* REQUIREMENT
Determine how many lines contain the string "Tuấn". Reply with that figure and nothing else.

* DATASET RECORDS
* BEGIN *
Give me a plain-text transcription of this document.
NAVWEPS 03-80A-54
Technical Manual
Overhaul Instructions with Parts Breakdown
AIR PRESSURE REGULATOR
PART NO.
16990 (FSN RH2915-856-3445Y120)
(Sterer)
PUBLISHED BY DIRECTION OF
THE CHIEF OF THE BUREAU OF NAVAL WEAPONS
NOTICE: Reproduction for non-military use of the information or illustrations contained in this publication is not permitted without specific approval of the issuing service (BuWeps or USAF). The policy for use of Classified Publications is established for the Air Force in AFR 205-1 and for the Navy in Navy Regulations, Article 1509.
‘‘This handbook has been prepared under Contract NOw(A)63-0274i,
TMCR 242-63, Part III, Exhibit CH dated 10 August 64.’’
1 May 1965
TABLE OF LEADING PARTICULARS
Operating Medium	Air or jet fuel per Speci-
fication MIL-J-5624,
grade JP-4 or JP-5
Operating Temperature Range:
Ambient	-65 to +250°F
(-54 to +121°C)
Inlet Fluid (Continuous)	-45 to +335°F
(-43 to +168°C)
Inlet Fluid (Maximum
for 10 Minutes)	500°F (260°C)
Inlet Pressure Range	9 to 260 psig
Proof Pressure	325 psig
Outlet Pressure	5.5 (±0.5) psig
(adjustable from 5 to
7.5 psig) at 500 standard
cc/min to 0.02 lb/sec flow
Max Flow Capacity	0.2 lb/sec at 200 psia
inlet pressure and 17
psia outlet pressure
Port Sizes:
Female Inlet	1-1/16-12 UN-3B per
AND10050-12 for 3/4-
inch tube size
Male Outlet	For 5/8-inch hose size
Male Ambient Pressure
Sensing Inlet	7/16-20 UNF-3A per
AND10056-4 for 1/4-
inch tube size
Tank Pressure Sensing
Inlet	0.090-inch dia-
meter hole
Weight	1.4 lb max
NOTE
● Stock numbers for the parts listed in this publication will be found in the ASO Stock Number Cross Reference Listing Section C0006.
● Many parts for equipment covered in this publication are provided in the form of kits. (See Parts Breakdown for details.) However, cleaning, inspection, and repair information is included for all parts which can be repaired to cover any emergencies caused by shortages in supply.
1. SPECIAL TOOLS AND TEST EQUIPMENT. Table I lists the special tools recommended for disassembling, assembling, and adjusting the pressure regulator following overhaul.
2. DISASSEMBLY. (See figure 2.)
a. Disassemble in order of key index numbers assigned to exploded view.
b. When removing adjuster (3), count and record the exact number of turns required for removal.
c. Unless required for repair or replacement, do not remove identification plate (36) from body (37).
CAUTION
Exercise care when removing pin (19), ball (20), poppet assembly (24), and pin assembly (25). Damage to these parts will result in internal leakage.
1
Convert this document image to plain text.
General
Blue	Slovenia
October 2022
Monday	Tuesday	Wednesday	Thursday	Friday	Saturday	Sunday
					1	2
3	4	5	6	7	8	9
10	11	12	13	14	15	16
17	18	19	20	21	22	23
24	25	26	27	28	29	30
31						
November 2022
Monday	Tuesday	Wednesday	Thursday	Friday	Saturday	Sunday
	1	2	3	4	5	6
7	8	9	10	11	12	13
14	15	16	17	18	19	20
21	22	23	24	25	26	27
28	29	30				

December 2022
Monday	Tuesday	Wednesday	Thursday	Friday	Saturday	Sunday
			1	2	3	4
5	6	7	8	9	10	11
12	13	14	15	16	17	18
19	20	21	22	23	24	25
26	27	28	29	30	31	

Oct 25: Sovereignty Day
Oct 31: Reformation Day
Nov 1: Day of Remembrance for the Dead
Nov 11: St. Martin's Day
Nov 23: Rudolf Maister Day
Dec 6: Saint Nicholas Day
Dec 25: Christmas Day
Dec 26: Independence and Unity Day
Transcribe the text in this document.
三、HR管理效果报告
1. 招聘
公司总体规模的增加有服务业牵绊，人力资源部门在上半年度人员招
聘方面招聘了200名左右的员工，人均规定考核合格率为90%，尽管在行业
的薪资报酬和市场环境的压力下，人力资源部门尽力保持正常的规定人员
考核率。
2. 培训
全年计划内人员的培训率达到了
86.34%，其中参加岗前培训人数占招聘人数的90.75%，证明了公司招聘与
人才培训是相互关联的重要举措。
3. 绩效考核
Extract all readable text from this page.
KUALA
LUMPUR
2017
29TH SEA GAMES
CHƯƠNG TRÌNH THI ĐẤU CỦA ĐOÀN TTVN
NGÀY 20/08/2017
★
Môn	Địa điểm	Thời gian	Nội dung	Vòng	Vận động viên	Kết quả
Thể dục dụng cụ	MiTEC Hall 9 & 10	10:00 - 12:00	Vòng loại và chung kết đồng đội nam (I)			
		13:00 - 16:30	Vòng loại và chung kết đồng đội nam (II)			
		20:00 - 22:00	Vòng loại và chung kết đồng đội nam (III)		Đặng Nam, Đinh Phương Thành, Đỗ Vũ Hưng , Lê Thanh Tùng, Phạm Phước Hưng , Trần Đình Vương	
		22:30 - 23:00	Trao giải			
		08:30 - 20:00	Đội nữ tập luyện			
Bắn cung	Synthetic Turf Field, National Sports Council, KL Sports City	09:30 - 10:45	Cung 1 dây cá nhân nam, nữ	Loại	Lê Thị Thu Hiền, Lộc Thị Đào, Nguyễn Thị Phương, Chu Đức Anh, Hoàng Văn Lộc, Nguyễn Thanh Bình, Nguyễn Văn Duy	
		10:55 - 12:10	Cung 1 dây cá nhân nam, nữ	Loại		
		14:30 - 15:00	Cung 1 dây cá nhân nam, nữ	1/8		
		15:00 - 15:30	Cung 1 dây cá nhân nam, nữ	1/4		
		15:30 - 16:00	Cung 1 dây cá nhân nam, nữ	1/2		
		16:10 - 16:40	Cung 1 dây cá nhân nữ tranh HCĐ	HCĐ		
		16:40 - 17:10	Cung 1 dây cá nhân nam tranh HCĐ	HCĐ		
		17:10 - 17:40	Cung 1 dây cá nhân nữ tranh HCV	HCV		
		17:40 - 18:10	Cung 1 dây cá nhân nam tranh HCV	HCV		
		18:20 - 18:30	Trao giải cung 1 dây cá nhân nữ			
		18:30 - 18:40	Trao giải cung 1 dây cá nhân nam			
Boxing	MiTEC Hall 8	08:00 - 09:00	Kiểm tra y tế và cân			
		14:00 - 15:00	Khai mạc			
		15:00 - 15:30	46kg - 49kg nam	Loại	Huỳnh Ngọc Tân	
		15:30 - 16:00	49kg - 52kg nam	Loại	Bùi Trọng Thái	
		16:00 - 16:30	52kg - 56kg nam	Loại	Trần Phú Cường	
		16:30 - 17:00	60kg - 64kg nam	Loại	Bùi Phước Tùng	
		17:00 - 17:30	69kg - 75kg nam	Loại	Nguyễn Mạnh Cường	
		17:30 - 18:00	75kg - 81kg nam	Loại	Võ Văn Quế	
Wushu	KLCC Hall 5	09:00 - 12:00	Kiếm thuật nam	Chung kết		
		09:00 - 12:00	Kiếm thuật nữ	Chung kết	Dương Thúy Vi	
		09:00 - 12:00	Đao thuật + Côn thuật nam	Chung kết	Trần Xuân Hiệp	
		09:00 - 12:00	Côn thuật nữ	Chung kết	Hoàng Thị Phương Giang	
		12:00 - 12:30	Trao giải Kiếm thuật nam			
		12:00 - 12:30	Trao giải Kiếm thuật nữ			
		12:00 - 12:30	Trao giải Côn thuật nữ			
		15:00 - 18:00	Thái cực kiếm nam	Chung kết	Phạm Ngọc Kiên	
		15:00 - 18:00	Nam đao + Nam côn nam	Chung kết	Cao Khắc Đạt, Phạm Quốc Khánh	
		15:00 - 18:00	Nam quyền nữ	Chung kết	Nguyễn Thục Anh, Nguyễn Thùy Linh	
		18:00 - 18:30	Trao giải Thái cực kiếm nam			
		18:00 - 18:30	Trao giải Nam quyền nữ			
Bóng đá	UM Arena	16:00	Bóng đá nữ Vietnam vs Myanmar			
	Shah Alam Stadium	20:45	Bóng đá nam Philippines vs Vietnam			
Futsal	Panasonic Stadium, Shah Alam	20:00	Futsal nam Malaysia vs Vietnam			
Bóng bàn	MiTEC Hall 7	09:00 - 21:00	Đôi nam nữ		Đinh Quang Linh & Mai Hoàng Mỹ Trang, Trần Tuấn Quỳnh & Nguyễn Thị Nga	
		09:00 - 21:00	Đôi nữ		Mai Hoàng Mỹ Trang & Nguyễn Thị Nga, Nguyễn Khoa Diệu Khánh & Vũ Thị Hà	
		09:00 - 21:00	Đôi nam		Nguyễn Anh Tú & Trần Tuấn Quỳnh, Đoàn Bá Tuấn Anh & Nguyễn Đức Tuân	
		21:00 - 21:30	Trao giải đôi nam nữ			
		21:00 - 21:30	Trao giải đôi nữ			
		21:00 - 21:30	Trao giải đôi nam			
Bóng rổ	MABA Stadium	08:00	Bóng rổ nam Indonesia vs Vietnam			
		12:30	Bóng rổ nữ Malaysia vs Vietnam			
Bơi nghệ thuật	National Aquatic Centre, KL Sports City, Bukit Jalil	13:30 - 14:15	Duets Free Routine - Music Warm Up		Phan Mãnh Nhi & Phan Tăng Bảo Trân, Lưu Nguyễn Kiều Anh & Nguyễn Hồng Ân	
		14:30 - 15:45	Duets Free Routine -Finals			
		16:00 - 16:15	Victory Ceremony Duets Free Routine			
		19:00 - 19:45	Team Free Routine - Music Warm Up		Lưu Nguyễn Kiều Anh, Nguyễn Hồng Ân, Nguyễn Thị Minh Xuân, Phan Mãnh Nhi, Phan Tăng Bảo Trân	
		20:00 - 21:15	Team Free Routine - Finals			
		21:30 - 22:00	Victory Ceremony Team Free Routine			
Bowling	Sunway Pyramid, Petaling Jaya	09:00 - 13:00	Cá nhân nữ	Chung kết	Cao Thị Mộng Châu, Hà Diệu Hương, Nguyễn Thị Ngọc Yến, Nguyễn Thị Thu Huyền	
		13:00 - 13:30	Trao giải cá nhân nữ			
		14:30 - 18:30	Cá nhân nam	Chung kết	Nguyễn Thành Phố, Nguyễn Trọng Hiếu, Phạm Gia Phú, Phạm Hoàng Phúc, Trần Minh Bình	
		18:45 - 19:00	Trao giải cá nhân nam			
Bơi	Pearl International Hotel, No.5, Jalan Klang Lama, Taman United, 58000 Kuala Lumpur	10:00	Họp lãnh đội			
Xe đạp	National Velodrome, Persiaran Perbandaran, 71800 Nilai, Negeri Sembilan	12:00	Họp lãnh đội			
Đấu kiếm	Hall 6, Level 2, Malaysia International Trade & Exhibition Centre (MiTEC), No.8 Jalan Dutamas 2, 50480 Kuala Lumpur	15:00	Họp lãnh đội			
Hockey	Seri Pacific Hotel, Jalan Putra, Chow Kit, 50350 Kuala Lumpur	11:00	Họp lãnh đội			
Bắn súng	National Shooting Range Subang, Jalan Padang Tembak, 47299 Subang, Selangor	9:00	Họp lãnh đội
* END *
* TASK RESULT
2